### What is required
Every line that contains "Casos" counts once; give the total number of such lines, with no other words.

### Materials provided

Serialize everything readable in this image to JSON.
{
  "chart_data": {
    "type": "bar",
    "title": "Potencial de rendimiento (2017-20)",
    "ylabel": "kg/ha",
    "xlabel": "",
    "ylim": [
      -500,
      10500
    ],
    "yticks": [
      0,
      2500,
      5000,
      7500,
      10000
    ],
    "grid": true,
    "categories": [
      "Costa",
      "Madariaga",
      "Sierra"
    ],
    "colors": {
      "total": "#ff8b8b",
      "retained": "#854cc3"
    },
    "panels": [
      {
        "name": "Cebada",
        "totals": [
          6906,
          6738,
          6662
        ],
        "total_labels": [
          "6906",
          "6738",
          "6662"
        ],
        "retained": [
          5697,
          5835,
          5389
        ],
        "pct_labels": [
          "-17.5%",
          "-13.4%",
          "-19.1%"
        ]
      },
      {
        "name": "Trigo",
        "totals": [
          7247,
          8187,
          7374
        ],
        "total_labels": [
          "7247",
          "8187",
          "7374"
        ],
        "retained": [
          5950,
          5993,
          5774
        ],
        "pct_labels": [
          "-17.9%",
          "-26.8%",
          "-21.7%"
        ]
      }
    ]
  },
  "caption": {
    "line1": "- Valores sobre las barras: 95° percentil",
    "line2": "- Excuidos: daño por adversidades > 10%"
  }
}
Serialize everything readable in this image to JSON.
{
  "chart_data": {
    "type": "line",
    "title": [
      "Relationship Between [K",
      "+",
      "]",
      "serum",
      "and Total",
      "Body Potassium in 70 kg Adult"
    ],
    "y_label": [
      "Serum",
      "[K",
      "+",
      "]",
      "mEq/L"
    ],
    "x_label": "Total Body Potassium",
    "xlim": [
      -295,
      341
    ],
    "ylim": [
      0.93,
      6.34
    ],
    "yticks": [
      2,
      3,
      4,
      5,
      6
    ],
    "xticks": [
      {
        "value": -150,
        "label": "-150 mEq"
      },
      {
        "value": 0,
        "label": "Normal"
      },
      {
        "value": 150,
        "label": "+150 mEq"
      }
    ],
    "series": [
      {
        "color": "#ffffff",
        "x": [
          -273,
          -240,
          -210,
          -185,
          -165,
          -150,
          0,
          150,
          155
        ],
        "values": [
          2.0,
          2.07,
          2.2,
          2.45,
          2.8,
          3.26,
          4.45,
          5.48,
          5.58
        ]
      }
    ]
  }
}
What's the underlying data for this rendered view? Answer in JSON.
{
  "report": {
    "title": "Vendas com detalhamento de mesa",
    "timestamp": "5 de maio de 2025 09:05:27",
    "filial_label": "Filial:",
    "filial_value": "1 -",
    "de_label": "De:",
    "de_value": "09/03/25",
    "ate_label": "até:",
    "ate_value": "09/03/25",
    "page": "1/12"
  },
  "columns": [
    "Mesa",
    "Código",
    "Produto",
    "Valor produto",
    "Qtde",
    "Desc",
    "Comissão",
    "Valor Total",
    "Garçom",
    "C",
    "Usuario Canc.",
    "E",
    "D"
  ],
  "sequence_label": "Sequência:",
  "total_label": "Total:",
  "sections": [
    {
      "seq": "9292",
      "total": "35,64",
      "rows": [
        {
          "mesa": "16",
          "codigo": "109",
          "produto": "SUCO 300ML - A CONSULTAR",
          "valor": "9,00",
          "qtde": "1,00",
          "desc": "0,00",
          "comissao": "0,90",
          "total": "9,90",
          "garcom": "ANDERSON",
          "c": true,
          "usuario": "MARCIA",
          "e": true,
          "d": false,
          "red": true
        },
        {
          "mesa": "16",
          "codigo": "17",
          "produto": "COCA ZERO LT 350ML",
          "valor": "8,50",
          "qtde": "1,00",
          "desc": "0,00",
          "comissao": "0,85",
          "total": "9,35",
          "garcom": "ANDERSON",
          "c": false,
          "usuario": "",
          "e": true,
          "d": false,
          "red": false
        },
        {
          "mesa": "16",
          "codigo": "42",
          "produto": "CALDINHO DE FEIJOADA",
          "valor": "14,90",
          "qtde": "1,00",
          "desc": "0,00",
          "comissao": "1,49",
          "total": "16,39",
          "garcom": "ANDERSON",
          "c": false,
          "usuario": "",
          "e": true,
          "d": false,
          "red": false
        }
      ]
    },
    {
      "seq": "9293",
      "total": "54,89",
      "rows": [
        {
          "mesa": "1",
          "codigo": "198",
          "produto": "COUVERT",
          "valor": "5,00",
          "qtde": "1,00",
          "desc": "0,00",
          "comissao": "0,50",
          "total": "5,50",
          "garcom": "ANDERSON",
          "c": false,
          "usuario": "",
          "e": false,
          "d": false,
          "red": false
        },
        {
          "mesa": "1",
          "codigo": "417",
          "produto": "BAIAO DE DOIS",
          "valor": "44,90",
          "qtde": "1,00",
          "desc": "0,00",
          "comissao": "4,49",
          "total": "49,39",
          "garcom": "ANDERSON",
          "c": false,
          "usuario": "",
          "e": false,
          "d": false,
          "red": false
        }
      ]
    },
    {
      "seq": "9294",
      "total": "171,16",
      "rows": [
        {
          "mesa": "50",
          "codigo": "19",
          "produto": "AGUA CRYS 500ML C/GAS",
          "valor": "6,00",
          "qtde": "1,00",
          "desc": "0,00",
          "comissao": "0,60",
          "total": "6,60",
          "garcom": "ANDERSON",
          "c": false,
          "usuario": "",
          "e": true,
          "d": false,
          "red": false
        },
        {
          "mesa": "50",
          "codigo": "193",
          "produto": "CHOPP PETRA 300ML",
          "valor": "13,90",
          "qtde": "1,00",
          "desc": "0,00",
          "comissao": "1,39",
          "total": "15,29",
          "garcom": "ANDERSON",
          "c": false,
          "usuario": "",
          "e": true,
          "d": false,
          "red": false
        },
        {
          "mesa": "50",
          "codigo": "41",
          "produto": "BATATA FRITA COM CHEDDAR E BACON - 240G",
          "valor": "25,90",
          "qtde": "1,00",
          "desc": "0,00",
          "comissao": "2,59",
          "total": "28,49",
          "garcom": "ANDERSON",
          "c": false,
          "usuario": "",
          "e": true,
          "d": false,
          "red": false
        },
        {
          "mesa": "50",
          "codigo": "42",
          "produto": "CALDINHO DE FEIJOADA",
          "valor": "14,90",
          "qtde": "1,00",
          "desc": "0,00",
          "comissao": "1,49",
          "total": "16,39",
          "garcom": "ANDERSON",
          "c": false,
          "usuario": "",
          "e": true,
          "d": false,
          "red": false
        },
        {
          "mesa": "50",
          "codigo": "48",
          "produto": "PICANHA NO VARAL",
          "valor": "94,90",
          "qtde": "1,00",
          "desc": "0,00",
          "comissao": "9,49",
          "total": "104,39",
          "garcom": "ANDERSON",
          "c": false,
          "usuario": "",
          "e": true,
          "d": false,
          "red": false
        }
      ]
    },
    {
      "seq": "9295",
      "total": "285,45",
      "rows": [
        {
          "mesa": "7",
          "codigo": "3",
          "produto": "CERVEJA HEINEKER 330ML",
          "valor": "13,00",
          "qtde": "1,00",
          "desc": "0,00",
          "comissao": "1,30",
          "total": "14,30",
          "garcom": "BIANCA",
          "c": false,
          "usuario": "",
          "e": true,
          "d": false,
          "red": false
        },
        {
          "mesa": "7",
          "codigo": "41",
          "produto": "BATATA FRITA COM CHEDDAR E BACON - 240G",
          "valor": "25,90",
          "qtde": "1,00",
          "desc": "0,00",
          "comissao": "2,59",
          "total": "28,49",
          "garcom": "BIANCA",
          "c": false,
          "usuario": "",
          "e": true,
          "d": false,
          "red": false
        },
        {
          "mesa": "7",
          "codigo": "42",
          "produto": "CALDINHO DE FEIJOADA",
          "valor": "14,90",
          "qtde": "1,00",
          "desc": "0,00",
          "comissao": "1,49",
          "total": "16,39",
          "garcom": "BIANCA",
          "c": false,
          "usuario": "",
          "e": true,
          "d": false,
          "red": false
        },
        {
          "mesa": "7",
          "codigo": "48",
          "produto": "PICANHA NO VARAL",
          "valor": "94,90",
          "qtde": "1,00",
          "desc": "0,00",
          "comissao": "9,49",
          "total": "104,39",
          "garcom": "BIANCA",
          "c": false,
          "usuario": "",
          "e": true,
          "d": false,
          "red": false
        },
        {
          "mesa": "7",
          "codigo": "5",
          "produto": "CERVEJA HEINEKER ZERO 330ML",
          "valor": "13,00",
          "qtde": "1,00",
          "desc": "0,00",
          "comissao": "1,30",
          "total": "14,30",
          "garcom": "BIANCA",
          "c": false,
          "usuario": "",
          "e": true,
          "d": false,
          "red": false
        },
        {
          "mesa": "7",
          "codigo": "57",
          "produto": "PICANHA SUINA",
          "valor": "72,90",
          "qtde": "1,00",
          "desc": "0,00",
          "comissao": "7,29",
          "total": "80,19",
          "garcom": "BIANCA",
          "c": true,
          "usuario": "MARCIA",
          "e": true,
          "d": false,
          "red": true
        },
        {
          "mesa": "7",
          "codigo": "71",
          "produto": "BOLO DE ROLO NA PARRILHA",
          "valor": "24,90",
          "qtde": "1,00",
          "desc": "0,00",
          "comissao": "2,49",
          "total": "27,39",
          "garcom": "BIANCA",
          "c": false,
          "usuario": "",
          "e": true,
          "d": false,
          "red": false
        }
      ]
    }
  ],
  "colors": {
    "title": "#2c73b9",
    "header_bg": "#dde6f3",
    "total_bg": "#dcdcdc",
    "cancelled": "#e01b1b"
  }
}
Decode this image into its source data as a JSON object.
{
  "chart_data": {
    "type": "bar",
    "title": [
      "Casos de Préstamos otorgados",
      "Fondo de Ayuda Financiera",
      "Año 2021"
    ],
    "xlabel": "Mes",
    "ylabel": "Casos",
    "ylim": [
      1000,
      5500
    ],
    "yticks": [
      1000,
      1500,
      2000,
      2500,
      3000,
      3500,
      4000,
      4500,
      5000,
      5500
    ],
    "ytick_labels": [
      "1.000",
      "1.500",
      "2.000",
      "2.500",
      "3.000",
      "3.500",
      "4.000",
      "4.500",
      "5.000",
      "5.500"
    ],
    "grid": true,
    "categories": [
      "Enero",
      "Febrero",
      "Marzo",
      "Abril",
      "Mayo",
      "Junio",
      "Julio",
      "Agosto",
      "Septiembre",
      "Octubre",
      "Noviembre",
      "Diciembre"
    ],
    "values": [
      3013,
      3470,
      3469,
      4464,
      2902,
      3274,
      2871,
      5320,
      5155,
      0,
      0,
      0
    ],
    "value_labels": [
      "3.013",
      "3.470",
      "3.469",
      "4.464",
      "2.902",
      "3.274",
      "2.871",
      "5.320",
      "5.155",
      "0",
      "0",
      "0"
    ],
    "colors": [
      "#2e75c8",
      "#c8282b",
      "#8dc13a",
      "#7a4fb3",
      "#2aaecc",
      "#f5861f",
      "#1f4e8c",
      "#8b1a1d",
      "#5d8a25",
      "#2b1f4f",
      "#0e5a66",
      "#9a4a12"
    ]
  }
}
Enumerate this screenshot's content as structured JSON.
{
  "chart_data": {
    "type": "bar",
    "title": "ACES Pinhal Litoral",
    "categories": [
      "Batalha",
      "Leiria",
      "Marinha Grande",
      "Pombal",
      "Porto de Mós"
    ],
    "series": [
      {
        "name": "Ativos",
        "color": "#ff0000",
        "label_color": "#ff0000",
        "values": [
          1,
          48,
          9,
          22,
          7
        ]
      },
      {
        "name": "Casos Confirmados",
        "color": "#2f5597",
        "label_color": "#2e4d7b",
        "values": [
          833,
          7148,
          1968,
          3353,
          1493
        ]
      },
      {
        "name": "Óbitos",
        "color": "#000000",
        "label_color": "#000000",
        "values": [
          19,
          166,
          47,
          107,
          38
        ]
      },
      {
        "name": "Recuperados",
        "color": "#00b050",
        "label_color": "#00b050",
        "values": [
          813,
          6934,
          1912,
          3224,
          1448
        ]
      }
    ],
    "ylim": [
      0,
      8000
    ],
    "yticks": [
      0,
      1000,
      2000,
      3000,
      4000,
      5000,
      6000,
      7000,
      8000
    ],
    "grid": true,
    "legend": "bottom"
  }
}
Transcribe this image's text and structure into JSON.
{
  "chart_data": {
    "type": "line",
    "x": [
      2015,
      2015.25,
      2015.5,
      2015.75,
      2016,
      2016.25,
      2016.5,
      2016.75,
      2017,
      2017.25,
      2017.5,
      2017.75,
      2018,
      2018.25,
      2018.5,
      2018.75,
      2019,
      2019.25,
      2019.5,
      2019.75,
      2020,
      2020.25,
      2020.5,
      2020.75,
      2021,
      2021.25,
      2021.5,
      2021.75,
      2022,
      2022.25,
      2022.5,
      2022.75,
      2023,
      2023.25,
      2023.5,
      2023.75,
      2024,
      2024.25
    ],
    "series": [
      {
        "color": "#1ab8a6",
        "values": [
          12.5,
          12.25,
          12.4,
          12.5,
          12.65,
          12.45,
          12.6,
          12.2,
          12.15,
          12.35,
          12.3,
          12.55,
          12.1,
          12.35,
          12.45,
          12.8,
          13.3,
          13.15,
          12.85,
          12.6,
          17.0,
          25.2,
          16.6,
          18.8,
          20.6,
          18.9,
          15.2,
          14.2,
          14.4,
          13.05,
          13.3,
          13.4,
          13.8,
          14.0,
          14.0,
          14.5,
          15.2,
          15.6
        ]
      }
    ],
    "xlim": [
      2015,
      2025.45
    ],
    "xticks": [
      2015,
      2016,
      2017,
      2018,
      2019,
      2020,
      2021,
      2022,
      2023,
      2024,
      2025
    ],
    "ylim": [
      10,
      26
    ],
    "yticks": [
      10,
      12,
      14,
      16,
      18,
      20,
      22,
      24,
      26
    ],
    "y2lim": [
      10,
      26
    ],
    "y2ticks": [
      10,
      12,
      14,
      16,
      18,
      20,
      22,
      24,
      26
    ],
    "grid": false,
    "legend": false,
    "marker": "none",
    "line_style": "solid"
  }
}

### Answer to this exercise
3